REQUIRED ACTIONS:
A – According to the thread below about removing installed global themes, why should the trash can be emptied after deleting a theme's leftover files?
B – Continue the forum thread below on removing global themes installed through the settings, starting after its last post.

Hello,
I wonder how to completely remove global themes installed from System settings > Global Theme > Get New Global Themes … .
Please help.
Thank you.
AFAIK this also should be possible to do in Discover.
this did not work with the sweet theme
it left some of it’s files in both my icons and SDDM theme settings as well as several folders in ~/.local/share
perhaps this is just a badly behaved theme, but the task was complicated by these bits being left behind.
the easiest way to find them is to wait until discover tells you there is an add-on update so you can see the name, and then just type their name into krunner which will take you directly to the settings or folders where they live…
it’s also important to empty the trash can (if you use that) because discover will still pick up it’s existence and try to update it for you.
there really should be way to do this from discover since it’s telling you about the updates.
I don’t dare to try any themes since, just like for you, it infects my whole system with useless “Add-on” updates (even though “uninstalled”). Also, there seems to be no way to revert anything to the state you were just in (whether in themes or when accidentally making a horrible mess of the desktop in “edit mode”), which makes me feel extremely crippled and scared to try or do anything whatsoever. I’m seriously wondering what’s going on with all of this… It’s all broken.
Well, if you download and install the themes, icons, cursors, etc. manually in your /home/$USER/… you know where it all went and it should be easy (relatively speaking) to remove them again.
Disadvantage: generally more work and updates have to be downloaded and applied manually…
But “better” for the more complex, complete desktop themes in the long run IMHO (and this is quite the same how I would do it in e.g. Xfce…).

ENTRIES SUPPLIED:
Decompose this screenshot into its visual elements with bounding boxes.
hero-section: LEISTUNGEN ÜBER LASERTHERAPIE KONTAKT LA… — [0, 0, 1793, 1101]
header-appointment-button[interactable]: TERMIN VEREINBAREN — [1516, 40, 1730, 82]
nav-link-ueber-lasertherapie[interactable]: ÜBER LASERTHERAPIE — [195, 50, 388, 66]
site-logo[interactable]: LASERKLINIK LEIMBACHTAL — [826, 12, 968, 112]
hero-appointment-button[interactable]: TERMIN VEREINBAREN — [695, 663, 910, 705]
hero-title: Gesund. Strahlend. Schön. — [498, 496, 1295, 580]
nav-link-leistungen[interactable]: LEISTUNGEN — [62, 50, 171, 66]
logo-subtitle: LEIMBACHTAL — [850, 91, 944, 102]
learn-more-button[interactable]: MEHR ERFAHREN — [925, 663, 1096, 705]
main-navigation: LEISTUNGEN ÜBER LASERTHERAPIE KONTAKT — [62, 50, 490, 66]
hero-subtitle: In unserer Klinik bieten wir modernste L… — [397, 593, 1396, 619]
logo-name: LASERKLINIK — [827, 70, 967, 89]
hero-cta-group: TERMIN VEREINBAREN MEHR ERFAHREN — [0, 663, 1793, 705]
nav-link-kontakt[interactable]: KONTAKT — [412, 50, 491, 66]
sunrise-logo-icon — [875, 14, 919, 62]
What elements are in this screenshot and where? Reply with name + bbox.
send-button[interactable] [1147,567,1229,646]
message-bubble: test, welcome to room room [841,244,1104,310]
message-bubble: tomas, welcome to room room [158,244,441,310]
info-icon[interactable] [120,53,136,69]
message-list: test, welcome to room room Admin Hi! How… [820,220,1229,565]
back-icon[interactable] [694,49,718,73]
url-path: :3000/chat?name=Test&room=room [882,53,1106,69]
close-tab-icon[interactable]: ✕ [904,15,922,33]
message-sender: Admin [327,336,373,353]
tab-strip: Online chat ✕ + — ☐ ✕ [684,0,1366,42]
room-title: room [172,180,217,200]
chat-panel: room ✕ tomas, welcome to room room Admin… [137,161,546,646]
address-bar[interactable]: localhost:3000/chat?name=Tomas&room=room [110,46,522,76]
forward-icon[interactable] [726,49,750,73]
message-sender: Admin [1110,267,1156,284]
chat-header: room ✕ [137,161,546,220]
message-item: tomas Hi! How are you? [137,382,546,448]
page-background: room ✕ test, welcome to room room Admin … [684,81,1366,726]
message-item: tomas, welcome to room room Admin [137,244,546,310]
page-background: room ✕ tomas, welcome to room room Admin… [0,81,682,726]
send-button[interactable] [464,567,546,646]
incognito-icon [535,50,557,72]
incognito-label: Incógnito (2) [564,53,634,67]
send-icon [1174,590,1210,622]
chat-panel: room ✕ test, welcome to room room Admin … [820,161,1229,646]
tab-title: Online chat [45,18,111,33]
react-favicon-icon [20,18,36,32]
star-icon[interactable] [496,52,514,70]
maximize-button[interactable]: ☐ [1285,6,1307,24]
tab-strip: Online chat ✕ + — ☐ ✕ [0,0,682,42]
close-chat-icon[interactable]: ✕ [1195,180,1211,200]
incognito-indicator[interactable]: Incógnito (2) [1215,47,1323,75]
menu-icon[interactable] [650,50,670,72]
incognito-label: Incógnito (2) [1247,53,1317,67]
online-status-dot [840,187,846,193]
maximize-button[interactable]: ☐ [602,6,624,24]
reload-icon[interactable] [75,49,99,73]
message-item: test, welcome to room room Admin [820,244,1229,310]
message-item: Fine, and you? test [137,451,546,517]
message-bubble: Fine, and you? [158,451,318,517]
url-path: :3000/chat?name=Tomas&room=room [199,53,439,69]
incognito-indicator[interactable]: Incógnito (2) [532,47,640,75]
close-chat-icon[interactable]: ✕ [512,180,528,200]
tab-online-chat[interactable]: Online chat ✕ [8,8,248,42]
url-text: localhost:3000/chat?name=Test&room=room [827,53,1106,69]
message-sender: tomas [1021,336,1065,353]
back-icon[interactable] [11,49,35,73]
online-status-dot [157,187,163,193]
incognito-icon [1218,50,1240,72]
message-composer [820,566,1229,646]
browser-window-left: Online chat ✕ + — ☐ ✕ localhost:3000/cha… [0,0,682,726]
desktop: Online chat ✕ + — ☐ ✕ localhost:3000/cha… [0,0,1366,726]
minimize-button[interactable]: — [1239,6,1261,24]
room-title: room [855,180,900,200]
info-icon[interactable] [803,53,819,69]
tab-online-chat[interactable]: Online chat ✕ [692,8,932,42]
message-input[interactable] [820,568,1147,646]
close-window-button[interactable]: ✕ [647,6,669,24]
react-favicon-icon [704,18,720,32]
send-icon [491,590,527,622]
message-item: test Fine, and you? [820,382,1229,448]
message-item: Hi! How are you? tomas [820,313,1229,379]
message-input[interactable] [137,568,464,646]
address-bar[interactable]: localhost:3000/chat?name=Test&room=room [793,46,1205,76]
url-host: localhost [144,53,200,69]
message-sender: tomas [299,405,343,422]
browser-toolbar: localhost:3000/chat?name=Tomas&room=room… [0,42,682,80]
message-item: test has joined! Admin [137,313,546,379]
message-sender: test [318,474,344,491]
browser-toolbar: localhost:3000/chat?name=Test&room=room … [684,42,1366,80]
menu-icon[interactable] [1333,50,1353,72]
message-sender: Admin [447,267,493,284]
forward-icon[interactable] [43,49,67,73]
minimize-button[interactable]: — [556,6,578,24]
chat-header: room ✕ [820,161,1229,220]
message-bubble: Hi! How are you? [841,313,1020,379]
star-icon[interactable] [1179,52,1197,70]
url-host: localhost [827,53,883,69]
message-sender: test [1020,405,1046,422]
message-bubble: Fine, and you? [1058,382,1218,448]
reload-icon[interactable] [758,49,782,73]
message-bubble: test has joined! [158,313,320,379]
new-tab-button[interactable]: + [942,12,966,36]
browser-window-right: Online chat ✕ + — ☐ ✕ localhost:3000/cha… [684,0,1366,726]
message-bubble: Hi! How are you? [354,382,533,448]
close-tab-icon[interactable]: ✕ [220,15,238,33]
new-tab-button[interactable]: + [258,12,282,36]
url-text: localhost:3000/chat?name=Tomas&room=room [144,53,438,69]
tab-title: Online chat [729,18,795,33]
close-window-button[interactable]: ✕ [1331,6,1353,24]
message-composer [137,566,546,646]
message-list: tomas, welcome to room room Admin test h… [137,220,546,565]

EXERCISE RESULTS:
A – Discover will still detect the theme in the trash and try to update it.

B –
there is a plasma save utility out there that can restore a saved copy of all your desktop settings, but its no longer maintained and one time i really needed i ended up deleting my backup while trying to restore it because the UX is so bad.
i just use timeshift… that works every time.
The themes are not removed completely after pressing uninstall button in global themes menu and deleting files in ~/.local/share/plasma/look-and-feel/
also. Maybe someone knows how to completely remove installed themes without using timeshift?
I had to delete files in:
~/.local/share/plasma/desktoptheme
~/.local/share/color-schemes
i’ve not created a theme, but i imagine it’s very much up to the theme developer where they put stuff in ~/.local/share
badly behaved themes may not be fully reversible using the KDE install/remove functions which can leave detritus in your /home
folder(partition).
removing these things is very much a manual process, as far as i can tell.
perhaps just keeping a back up copy of your ~/.local/share
handy when you are trying out themes is a good practice.
Please tone it down and avoid spreading misery and negativity. By your own admission, you haven’t even used this feature. This isn’t a place to express negative feelings into the void.
Sorry for not pretending that everything is working perfectly when everything actually is broken, I guess. But anything to not “be negative” and “spread misery” (??), I suppose.
I was under the naive impression that this is a help forum where you ask about problems you encounter and get help, but I mostly get ignored or insulted.
And I have no idea what “feature” you’re referring to which I “haven’t used”.
You’ve gotten lots of help with your questions. But then you turn around and insult the software and whine in public that its deficiencies cause you pain and stress, and then when called out on it, you play the victim and say you’re the one being insulted. It’s not appropriate behavior and you need to find a way to stop it or else you’re heading for a ban. Official warning.
I’ve got some help here. Mostly (or at least a very high amount of) insults and snark. I’ve spent way more time and energy asking well-written questions than I have received useful or relevant solutions – that’s for sure.
Don’t know what you mean by “turn around”, and I don’t know how you could insult a software, but if you consider pointing out the slightest flaw (with the hope that it can be fixed or at least worked around, no less) to be “whining in public”, I don’t know what to tell you. Maybe that’s why KDE appears to have stagnated with serious bugs never getting fixed; people are afraid to speak out due to the passive-aggressiveness from certain people. (Clearly this is not unique to Gnome, as I was led to believe.)
And yes, it does cause me very serious pain and stress when basic things are just hopelessly broken and I get insulted or ignored on top of it when trying to ask about these things. You want users to bottle it up and never point out any flaws or how these affect them? You really want a complete echo chamber of “positivity” (lies)?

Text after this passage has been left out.